* Task requirements *
Each record needs to be echoed exactly; can you do that?
─── Record list ───
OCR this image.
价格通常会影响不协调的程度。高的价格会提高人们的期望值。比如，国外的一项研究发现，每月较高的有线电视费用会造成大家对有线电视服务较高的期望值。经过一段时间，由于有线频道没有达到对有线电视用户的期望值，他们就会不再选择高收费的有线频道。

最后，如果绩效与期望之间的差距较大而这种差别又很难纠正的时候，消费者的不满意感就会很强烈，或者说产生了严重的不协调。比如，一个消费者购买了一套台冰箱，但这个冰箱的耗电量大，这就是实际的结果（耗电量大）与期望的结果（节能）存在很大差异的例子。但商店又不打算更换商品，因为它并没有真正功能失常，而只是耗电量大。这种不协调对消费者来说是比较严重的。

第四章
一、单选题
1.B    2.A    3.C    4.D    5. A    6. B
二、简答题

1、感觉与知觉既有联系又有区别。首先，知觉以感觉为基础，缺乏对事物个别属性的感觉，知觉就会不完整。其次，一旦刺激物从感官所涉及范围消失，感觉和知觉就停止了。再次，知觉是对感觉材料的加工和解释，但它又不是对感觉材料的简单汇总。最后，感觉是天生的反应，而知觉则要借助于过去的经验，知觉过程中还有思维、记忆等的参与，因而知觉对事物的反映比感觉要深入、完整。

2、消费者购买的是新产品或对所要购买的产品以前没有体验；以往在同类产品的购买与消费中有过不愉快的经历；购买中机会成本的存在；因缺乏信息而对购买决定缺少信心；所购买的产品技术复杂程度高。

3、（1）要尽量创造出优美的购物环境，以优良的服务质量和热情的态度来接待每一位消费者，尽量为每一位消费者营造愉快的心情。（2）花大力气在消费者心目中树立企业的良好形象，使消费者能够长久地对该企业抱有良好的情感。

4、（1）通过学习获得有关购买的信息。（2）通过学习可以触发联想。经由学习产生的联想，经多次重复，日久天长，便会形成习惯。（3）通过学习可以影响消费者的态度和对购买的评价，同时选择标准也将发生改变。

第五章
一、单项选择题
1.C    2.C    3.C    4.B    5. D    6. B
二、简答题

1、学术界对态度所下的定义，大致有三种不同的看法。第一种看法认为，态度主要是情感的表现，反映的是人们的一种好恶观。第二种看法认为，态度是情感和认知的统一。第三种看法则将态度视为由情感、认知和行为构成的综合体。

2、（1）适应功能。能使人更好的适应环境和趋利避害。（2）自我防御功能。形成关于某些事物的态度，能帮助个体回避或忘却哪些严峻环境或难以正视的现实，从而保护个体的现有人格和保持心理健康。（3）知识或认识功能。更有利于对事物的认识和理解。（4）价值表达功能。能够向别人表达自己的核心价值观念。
───
* Full solution *
OCR this image.
价格通常会影响不协调的程度。高的价格会提高人们的期望值。比如，国外的一项研究发现，每月较高的有线电视费用会造成大家对有线电视服务较高的期望值。经过一段时间，由于有线频道没有达到对有线电视用户的期望值，他们就会不再选择高收费的有线频道。

最后，如果绩效与期望之间的差距较大而这种差别又很难纠正的时候，消费者的不满意感就会很强烈，或者说产生了严重的不协调。比如，一个消费者购买了一套台冰箱，但这个冰箱的耗电量大，这就是实际的结果（耗电量大）与期望的结果（节能）存在很大差异的例子。但商店又不打算更换商品，因为它并没有真正功能失常，而只是耗电量大。这种不协调对消费者来说是比较严重的。

第四章
一、单选题
1.B    2.A    3.C    4.D    5. A    6. B
二、简答题

1、感觉与知觉既有联系又有区别。首先，知觉以感觉为基础，缺乏对事物个别属性的感觉，知觉就会不完整。其次，一旦刺激物从感官所涉及范围消失，感觉和知觉就停止了。再次，知觉是对感觉材料的加工和解释，但它又不是对感觉材料的简单汇总。最后，感觉是天生的反应，而知觉则要借助于过去的经验，知觉过程中还有思维、记忆等的参与，因而知觉对事物的反映比感觉要深入、完整。

2、消费者购买的是新产品或对所要购买的产品以前没有体验；以往在同类产品的购买与消费中有过不愉快的经历；购买中机会成本的存在；因缺乏信息而对购买决定缺少信心；所购买的产品技术复杂程度高。

3、（1）要尽量创造出优美的购物环境，以优良的服务质量和热情的态度来接待每一位消费者，尽量为每一位消费者营造愉快的心情。（2）花大力气在消费者心目中树立企业的良好形象，使消费者能够长久地对该企业抱有良好的情感。

4、（1）通过学习获得有关购买的信息。（2）通过学习可以触发联想。经由学习产生的联想，经多次重复，日久天长，便会形成习惯。（3）通过学习可以影响消费者的态度和对购买的评价，同时选择标准也将发生改变。

第五章
一、单项选择题
1.C    2.C    3.C    4.B    5. D    6. B
二、简答题

1、学术界对态度所下的定义，大致有三种不同的看法。第一种看法认为，态度主要是情感的表现，反映的是人们的一种好恶观。第二种看法认为，态度是情感和认知的统一。第三种看法则将态度视为由情感、认知和行为构成的综合体。

2、（1）适应功能。能使人更好的适应环境和趋利避害。（2）自我防御功能。形成关于某些事物的态度，能帮助个体回避或忘却哪些严峻环境或难以正视的现实，从而保护个体的现有人格和保持心理健康。（3）知识或认识功能。更有利于对事物的认识和理解。（4）价值表达功能。能够向别人表达自己的核心价值观念。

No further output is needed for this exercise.